◆ THE TASK
Condense the paragraph in the decluttering excerpt below that begins "Eventually, we started discarding" into a bulleted list that keeps its main facts.

◆ DOCUMENT EXTRACT
========================================================================

So, sold and motivated, I roped in my trusty best friend, Lara (who, in my opinion, could easily become South Africa’s version of Marie Kondo – without the mental health issues, of course:) and we began the process. We did it exactly as Marie prescribed – no skipping steps and no bending the rules.

clarewieseglobalcriticmariekondo
This pic was taken during my and Lara’s BOOK sorting phase, clearly

Eventually, we started discarding (this is the term Marie uses) anything and everything that no longer sparked joy for me (this included unused kitchen utensils, broken or chipped crockery, books I had read and will never re-read, objects I no longer found to have visual or useful value, expired supplements, electronic cords from 1985 that no person alive today would be able to identify, old DVDs I would never watch again, clothing I no longer wore, gunky makeup, shoes with scuffed heels and, of course, photographs in which I didn’t exactly look my best). We donated most of the discarded items and sent the books to old-age homes and hospitals, which added another layer of welcome satisfaction to the whole process.

As the days went by, and we worked our way through the categories, it was as if a weight was slowly being lifted from my shoulders. My wardrobe (although significantly smaller) now only contained items that fit me well and still looked good. I could see everything I owned hanging neatly in my cupboard, as opposed to having to sift through 10 blouses to find the 1 or 2 blouses I wore over and over again. My makeup drawer now contained only those items that I wore almost daily and couldn’t live without.

========================================================================

◆ DATASET
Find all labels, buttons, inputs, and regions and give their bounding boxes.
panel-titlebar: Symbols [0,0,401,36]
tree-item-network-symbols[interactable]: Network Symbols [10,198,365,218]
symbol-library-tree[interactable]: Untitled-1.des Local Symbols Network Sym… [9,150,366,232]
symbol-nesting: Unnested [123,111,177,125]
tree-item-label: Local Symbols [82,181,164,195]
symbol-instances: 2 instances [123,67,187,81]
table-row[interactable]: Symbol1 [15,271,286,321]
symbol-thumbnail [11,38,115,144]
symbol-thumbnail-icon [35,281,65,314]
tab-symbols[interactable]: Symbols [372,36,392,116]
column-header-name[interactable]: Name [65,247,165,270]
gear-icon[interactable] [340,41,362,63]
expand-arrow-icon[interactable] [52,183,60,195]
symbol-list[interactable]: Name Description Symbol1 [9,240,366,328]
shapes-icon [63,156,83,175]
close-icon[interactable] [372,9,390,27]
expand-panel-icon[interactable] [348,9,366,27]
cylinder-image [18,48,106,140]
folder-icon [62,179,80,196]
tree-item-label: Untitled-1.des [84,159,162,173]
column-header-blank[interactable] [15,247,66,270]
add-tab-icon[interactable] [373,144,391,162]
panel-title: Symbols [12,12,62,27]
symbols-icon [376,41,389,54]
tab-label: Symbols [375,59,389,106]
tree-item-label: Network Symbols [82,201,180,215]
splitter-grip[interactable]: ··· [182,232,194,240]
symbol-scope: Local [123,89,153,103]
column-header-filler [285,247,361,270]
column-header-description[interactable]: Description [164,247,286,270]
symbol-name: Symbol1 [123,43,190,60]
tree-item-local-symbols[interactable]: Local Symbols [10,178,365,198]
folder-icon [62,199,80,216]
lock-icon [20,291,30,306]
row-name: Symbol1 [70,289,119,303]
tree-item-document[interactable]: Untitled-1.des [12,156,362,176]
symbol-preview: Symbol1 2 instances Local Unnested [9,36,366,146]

========================================================================

◆ PROBLEM SOLUTION
- We discarded (Marie's term) everything that no longer sparked joy for me.
- This included:
  - unused kitchen utensils and broken or chipped crockery
  - books I had read and will never re-read
  - objects with no visual or useful value
  - expired supplements and unidentifiable electronic cords from 1985
  - old DVDs and clothing I no longer wore
  - gunky makeup and shoes with scuffed heels
  - photographs in which I didn't look my best
- We donated most of the discarded items and sent the books to old-age homes and hospitals.
- Donating added another layer of satisfaction to the process.